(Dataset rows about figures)
━━━━━━━━━━━━━━━━

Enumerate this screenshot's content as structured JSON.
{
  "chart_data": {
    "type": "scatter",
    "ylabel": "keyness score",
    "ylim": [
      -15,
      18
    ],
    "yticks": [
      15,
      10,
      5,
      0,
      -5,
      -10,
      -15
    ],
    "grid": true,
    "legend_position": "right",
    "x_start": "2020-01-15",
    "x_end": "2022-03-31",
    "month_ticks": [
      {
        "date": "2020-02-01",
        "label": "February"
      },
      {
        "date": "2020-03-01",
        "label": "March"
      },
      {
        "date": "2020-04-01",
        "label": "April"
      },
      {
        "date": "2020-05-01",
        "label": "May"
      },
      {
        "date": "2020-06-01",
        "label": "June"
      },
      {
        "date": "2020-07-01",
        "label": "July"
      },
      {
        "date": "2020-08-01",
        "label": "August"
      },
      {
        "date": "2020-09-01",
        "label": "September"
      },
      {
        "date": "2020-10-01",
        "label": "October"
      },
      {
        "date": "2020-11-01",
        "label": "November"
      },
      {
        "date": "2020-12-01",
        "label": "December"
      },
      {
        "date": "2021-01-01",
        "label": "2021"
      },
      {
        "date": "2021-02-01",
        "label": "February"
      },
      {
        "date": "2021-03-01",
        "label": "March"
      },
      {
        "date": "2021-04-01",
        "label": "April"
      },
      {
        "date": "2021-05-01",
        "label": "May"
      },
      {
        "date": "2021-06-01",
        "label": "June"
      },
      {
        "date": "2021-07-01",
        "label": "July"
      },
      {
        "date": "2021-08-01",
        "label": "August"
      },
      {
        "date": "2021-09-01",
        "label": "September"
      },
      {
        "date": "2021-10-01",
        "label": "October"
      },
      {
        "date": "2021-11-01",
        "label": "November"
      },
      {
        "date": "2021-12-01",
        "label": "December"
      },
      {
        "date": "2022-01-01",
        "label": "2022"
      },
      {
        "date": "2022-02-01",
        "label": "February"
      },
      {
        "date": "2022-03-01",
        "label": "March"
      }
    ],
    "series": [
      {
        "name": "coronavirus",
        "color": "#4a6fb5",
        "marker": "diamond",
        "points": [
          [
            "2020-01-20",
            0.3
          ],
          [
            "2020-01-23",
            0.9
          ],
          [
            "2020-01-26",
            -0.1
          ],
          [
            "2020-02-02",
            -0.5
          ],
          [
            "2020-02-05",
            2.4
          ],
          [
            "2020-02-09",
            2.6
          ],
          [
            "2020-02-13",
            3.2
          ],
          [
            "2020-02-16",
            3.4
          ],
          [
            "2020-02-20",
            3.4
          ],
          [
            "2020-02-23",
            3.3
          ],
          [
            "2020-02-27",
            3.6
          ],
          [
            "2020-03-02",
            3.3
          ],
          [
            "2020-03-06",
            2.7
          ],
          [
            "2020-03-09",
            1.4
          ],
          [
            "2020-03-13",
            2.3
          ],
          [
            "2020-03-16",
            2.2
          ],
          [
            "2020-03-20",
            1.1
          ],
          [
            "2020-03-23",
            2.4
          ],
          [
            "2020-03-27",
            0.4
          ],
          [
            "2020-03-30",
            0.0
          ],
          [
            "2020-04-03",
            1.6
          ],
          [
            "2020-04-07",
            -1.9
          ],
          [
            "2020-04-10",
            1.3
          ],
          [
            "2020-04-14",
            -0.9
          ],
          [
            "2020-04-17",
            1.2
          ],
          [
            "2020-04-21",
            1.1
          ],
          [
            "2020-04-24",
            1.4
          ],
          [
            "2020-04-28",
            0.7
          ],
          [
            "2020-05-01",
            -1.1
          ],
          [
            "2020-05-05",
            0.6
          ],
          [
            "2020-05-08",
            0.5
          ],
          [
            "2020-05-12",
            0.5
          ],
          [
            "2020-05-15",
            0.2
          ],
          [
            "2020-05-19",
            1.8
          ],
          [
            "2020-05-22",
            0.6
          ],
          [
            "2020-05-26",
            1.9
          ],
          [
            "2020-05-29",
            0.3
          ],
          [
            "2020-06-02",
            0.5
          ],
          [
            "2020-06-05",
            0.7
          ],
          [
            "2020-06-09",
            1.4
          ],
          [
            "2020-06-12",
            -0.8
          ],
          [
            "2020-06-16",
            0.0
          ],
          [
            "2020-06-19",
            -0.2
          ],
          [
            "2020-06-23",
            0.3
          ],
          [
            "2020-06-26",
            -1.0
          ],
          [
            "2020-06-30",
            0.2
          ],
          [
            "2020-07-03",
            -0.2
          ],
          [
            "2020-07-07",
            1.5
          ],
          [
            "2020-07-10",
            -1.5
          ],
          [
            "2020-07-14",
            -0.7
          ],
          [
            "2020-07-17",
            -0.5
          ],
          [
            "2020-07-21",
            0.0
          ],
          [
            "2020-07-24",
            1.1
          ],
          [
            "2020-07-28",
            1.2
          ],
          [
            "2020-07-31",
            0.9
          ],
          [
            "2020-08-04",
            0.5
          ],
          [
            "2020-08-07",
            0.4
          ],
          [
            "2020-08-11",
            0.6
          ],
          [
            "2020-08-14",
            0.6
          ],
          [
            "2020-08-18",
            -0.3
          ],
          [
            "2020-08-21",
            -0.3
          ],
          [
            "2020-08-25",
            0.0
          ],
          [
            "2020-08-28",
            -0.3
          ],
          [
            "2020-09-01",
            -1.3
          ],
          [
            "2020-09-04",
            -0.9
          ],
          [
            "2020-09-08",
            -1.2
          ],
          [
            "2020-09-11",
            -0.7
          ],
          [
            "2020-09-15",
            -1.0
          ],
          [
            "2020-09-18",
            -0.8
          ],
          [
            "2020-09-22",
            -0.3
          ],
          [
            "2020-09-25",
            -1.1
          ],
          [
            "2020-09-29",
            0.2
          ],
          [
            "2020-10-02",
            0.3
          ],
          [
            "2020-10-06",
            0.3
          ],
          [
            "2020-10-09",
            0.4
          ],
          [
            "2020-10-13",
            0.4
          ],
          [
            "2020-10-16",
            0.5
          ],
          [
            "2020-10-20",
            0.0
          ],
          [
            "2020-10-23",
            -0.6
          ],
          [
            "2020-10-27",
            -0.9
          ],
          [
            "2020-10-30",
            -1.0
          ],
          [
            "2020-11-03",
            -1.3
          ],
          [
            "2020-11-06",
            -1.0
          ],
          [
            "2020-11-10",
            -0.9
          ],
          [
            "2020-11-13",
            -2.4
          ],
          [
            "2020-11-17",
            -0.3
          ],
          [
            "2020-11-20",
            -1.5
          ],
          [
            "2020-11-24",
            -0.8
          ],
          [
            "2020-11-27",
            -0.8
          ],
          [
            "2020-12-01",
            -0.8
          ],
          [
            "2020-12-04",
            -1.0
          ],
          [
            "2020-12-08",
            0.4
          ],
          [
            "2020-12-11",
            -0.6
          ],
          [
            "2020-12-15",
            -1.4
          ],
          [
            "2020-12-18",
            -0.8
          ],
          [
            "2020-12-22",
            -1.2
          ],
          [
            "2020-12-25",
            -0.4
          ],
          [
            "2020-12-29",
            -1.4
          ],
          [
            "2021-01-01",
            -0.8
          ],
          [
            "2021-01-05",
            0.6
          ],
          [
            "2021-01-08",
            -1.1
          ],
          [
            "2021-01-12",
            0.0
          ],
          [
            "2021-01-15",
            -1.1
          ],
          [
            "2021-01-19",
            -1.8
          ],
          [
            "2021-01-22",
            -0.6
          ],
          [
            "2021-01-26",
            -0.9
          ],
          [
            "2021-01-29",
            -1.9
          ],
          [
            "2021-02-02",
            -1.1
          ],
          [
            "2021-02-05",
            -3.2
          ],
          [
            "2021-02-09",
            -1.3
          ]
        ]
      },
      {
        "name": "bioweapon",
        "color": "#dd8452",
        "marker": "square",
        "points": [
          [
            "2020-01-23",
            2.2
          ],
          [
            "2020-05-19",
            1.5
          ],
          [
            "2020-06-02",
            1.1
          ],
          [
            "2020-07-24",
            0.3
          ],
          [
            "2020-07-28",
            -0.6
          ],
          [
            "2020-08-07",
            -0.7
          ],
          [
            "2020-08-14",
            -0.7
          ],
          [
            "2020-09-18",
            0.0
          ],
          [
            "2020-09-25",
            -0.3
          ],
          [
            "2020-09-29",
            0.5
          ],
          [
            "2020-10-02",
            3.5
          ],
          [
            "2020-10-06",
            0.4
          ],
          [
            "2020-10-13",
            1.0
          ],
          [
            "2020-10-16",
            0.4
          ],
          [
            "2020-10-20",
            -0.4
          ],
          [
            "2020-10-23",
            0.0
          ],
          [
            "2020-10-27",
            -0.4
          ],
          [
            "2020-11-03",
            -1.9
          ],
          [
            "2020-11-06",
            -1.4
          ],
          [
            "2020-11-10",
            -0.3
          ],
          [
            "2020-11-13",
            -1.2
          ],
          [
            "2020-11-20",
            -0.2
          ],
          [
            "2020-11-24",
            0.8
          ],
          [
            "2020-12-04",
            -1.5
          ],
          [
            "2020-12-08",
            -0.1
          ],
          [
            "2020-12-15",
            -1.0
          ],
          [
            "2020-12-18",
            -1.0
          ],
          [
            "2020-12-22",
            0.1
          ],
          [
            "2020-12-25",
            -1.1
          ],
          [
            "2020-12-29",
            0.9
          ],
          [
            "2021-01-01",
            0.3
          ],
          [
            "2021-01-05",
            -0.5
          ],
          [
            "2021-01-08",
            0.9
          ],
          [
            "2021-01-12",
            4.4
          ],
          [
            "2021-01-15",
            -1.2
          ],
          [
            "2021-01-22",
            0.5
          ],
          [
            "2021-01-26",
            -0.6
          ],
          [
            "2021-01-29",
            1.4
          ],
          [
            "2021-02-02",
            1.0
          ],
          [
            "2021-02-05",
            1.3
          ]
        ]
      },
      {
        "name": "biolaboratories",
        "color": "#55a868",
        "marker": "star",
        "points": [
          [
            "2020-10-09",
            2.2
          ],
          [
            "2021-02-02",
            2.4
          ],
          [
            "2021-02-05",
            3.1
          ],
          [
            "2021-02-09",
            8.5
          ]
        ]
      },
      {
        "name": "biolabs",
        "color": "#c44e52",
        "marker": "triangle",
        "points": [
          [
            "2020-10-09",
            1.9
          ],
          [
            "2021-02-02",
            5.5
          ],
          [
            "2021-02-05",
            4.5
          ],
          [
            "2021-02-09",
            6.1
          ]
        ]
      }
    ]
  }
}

━━━━━━━━━━━━━━━━

_Your goal_.
Only lines with the word "color" are needed. Copy them from the preceding records.

_Solved exercise_.
        "color": "#4a6fb5",
        "color": "#dd8452",
        "color": "#55a868",
        "color": "#c44e52",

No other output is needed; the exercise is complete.